■ What is being asked
Print the entries below in their entirety, exactly as they are written.

■ Records

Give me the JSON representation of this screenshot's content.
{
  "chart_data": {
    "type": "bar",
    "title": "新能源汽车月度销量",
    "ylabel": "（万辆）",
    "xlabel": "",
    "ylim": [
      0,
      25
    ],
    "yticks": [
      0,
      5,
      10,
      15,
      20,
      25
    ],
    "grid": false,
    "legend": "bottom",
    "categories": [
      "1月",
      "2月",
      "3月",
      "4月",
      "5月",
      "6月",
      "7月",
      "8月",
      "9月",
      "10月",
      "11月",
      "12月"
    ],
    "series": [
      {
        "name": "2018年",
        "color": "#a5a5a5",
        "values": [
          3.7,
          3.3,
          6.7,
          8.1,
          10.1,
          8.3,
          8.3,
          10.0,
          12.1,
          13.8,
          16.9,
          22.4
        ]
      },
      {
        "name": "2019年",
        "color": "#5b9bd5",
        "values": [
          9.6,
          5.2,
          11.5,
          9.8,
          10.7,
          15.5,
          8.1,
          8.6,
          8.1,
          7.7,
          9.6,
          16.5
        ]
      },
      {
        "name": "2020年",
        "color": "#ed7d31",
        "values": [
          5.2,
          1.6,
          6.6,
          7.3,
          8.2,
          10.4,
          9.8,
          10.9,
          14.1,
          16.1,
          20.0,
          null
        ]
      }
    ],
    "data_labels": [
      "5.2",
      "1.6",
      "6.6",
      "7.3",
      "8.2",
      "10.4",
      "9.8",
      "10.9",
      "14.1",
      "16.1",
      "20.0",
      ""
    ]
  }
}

■ Full solution
Give me the JSON representation of this screenshot's content.
{
  "chart_data": {
    "type": "bar",
    "title": "新能源汽车月度销量",
    "ylabel": "（万辆）",
    "xlabel": "",
    "ylim": [
      0,
      25
    ],
    "yticks": [
      0,
      5,
      10,
      15,
      20,
      25
    ],
    "grid": false,
    "legend": "bottom",
    "categories": [
      "1月",
      "2月",
      "3月",
      "4月",
      "5月",
      "6月",
      "7月",
      "8月",
      "9月",
      "10月",
      "11月",
      "12月"
    ],
    "series": [
      {
        "name": "2018年",
        "color": "#a5a5a5",
        "values": [
          3.7,
          3.3,
          6.7,
          8.1,
          10.1,
          8.3,
          8.3,
          10.0,
          12.1,
          13.8,
          16.9,
          22.4
        ]
      },
      {
        "name": "2019年",
        "color": "#5b9bd5",
        "values": [
          9.6,
          5.2,
          11.5,
          9.8,
          10.7,
          15.5,
          8.1,
          8.6,
          8.1,
          7.7,
          9.6,
          16.5
        ]
      },
      {
        "name": "2020年",
        "color": "#ed7d31",
        "values": [
          5.2,
          1.6,
          6.6,
          7.3,
          8.2,
          10.4,
          9.8,
          10.9,
          14.1,
          16.1,
          20.0,
          null
        ]
      }
    ],
    "data_labels": [
      "5.2",
      "1.6",
      "6.6",
      "7.3",
      "8.2",
      "10.4",
      "9.8",
      "10.9",
      "14.1",
      "16.1",
      "20.0",
      ""
    ]
  }
}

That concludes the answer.